Find each line with the string "river" and copy it.

Supplied records

──────────

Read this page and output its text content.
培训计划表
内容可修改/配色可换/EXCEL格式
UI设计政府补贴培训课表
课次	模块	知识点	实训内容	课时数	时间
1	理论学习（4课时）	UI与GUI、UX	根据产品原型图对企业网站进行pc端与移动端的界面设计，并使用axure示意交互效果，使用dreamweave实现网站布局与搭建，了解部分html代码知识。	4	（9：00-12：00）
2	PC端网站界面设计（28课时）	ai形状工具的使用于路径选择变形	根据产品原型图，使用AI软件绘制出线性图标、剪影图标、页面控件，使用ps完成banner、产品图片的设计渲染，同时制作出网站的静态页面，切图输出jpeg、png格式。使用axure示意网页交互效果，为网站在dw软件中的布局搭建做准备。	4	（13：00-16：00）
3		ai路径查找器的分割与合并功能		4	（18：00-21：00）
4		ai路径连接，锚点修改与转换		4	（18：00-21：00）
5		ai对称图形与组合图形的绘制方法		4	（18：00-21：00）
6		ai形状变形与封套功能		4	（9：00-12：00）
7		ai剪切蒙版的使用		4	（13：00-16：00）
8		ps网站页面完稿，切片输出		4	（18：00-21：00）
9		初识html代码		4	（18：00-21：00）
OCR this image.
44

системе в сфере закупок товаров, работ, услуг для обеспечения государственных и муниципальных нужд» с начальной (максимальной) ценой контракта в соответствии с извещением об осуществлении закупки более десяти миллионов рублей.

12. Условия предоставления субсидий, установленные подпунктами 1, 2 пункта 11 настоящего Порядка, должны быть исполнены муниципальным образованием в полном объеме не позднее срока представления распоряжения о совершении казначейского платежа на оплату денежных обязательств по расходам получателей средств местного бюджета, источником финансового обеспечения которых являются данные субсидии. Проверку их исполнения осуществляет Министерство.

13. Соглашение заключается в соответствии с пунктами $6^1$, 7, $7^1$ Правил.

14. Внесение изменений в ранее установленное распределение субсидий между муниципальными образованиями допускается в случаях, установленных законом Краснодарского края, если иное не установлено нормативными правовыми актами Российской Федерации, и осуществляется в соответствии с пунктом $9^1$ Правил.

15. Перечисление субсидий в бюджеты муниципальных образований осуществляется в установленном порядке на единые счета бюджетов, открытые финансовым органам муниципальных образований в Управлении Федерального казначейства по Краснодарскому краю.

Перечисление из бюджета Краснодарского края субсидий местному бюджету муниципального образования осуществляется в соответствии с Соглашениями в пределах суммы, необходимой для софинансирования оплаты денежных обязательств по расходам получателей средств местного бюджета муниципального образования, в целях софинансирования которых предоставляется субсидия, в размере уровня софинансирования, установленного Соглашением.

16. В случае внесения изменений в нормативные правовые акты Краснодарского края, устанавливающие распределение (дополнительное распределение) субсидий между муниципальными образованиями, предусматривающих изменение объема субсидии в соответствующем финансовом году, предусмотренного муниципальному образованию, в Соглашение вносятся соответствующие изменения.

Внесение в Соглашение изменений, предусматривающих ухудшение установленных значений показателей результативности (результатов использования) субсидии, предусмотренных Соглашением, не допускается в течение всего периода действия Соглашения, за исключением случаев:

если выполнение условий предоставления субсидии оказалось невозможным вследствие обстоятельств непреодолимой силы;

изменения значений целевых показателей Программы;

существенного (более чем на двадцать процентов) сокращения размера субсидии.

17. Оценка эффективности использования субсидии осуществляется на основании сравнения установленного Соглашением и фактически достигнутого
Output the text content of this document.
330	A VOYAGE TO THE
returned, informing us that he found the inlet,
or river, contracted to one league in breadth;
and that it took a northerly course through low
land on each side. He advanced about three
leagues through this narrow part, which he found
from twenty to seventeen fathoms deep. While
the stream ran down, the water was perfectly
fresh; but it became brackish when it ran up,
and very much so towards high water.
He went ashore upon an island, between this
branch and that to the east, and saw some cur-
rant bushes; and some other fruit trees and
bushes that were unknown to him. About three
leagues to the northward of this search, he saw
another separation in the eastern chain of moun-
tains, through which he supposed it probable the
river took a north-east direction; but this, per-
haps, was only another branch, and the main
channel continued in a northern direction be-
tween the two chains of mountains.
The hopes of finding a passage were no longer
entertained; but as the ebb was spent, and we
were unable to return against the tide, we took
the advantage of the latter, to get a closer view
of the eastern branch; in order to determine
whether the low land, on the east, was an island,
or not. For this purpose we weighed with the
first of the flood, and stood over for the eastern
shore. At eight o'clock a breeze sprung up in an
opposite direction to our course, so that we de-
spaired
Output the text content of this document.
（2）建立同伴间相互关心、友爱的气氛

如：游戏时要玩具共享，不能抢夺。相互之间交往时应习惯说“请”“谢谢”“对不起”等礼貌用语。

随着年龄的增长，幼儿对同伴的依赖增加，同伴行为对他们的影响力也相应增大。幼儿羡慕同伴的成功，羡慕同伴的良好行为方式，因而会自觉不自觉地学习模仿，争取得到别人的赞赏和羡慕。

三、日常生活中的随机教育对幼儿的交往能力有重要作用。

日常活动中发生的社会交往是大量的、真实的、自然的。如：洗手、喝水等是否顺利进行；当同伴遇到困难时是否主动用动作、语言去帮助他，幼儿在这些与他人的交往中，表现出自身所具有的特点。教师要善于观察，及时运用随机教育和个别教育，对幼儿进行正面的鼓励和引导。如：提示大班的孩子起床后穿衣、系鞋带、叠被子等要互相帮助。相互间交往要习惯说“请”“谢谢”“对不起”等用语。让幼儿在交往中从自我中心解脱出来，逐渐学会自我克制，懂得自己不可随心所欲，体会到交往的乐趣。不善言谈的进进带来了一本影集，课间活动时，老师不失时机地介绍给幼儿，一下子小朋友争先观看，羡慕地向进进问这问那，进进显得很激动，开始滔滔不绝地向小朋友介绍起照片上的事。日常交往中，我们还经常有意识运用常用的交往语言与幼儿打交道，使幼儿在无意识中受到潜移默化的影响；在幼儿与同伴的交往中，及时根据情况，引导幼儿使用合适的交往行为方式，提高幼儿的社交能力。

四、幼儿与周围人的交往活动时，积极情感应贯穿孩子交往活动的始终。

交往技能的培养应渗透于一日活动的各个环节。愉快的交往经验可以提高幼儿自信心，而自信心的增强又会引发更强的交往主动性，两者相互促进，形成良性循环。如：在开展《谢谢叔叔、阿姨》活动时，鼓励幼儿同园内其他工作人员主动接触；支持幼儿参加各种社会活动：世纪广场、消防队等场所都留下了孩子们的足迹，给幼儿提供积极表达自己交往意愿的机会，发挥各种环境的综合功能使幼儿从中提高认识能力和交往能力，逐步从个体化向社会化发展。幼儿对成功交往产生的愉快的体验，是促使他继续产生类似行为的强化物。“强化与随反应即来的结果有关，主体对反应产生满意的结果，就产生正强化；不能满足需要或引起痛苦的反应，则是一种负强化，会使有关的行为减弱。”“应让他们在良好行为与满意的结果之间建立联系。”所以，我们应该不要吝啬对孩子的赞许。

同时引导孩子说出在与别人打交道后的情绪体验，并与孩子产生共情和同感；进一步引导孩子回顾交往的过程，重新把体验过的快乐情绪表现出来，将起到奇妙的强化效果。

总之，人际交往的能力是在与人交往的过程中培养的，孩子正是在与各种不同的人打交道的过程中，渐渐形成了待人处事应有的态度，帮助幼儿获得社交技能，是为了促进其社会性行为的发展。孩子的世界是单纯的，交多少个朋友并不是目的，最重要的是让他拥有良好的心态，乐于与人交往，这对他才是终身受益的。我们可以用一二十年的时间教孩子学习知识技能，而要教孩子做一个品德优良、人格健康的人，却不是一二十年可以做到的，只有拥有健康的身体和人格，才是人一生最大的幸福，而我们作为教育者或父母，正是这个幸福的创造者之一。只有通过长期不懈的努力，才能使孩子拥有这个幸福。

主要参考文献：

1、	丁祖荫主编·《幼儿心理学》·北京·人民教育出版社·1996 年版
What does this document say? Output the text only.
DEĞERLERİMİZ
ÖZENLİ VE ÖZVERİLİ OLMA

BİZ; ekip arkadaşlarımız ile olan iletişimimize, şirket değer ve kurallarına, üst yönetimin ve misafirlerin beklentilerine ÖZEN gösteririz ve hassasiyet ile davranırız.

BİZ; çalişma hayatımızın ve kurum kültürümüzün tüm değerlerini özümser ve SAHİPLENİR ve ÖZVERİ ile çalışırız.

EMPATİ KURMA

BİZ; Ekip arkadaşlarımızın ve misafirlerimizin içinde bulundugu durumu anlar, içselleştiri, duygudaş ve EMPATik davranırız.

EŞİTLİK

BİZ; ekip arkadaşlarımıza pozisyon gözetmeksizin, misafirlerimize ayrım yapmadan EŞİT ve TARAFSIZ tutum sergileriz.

──────────

Response to the exercise
or river, contracted to one league in breadth;
river took a north-east direction; but this, per-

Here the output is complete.